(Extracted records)

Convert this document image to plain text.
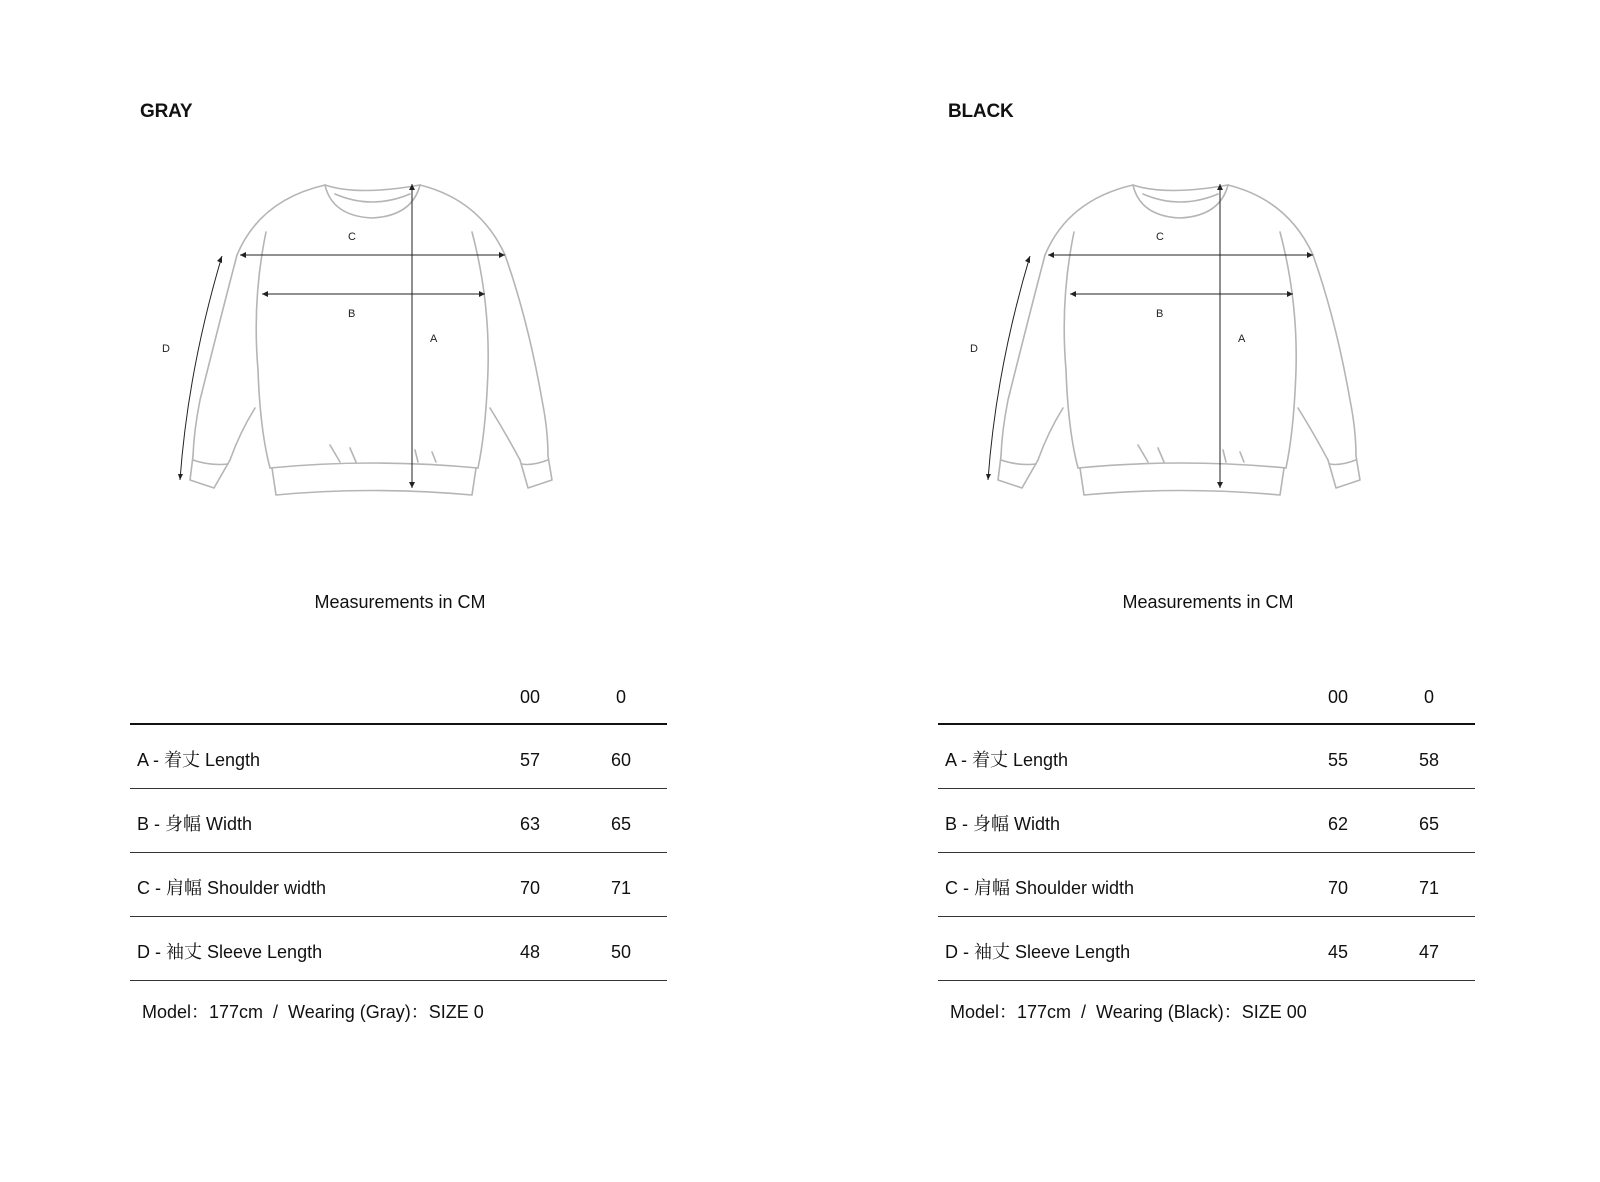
GRAY
C
B
A
D
Measurements in CM
00	0
A - 着丈 Length	57	60
B - 身幅 Width	63	65
C - 肩幅 Shoulder width	70	71
D - 袖丈 Sleeve Length	48	50
Model：177cm  /  Wearing (Gray)：SIZE 0
BLACK
C
B
A
D
Measurements in CM
00	0
A - 着丈 Length	55	58
B - 身幅 Width	62	65
C - 肩幅 Shoulder width	70	71
D - 袖丈 Sleeve Length	45	47
Model：177cm  /  Wearing (Black)：SIZE 00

[WHAT YOU HAVE TO DO] Every entry above needs to be retyped exactly; drop the pictures.

[REPLY]
Convert this document image to plain text.
GRAY
C
B
A
D
Measurements in CM
00	0
A - 着丈 Length	57	60
B - 身幅 Width	63	65
C - 肩幅 Shoulder width	70	71
D - 袖丈 Sleeve Length	48	50
Model：177cm  /  Wearing (Gray)：SIZE 0
BLACK
C
B
A
D
Measurements in CM
00	0
A - 着丈 Length	55	58
B - 身幅 Width	62	65
C - 肩幅 Shoulder width	70	71
D - 袖丈 Sleeve Length	45	47
Model：177cm  /  Wearing (Black)：SIZE 00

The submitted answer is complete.